# start of Data to process

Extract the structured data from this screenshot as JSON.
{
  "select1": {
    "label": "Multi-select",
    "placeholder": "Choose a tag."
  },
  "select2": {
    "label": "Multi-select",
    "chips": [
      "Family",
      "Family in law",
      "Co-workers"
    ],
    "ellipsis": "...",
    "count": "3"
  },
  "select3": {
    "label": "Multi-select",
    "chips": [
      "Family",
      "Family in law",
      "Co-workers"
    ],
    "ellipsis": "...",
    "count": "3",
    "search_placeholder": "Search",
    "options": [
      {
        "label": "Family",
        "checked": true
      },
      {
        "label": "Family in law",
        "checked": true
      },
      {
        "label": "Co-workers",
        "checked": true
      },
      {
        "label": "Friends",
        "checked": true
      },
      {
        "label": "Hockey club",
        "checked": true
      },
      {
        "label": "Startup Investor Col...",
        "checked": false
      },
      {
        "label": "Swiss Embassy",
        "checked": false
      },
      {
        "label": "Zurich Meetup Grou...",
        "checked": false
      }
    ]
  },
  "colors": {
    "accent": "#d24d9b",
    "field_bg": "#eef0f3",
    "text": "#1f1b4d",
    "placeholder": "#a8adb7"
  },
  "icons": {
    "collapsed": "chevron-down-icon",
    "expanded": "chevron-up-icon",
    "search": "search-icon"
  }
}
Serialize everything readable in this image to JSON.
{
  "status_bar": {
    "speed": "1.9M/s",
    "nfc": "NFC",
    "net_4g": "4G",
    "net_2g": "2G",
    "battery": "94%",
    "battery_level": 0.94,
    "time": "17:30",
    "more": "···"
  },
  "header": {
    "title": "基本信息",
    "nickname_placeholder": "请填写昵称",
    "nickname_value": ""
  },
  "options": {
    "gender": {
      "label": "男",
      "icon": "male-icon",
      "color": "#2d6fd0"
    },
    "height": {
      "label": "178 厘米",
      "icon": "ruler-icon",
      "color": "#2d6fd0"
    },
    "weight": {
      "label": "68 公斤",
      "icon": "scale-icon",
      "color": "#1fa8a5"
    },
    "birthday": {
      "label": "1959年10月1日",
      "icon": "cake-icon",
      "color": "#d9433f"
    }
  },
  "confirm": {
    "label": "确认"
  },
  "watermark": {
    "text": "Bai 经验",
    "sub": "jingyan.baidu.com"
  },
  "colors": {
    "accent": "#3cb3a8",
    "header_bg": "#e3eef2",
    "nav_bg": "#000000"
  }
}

# end of Data to process

**What is needed**
Restate all of the entries above precisely.

**Result of this task**
Extract the structured data from this screenshot as JSON.
{
  "select1": {
    "label": "Multi-select",
    "placeholder": "Choose a tag."
  },
  "select2": {
    "label": "Multi-select",
    "chips": [
      "Family",
      "Family in law",
      "Co-workers"
    ],
    "ellipsis": "...",
    "count": "3"
  },
  "select3": {
    "label": "Multi-select",
    "chips": [
      "Family",
      "Family in law",
      "Co-workers"
    ],
    "ellipsis": "...",
    "count": "3",
    "search_placeholder": "Search",
    "options": [
      {
        "label": "Family",
        "checked": true
      },
      {
        "label": "Family in law",
        "checked": true
      },
      {
        "label": "Co-workers",
        "checked": true
      },
      {
        "label": "Friends",
        "checked": true
      },
      {
        "label": "Hockey club",
        "checked": true
      },
      {
        "label": "Startup Investor Col...",
        "checked": false
      },
      {
        "label": "Swiss Embassy",
        "checked": false
      },
      {
        "label": "Zurich Meetup Grou...",
        "checked": false
      }
    ]
  },
  "colors": {
    "accent": "#d24d9b",
    "field_bg": "#eef0f3",
    "text": "#1f1b4d",
    "placeholder": "#a8adb7"
  },
  "icons": {
    "collapsed": "chevron-down-icon",
    "expanded": "chevron-up-icon",
    "search": "search-icon"
  }
}
Serialize everything readable in this image to JSON.
{
  "status_bar": {
    "speed": "1.9M/s",
    "nfc": "NFC",
    "net_4g": "4G",
    "net_2g": "2G",
    "battery": "94%",
    "battery_level": 0.94,
    "time": "17:30",
    "more": "···"
  },
  "header": {
    "title": "基本信息",
    "nickname_placeholder": "请填写昵称",
    "nickname_value": ""
  },
  "options": {
    "gender": {
      "label": "男",
      "icon": "male-icon",
      "color": "#2d6fd0"
    },
    "height": {
      "label": "178 厘米",
      "icon": "ruler-icon",
      "color": "#2d6fd0"
    },
    "weight": {
      "label": "68 公斤",
      "icon": "scale-icon",
      "color": "#1fa8a5"
    },
    "birthday": {
      "label": "1959年10月1日",
      "icon": "cake-icon",
      "color": "#d9433f"
    }
  },
  "confirm": {
    "label": "确认"
  },
  "watermark": {
    "text": "Bai 经验",
    "sub": "jingyan.baidu.com"
  },
  "colors": {
    "accent": "#3cb3a8",
    "header_bg": "#e3eef2",
    "nav_bg": "#000000"
  }
}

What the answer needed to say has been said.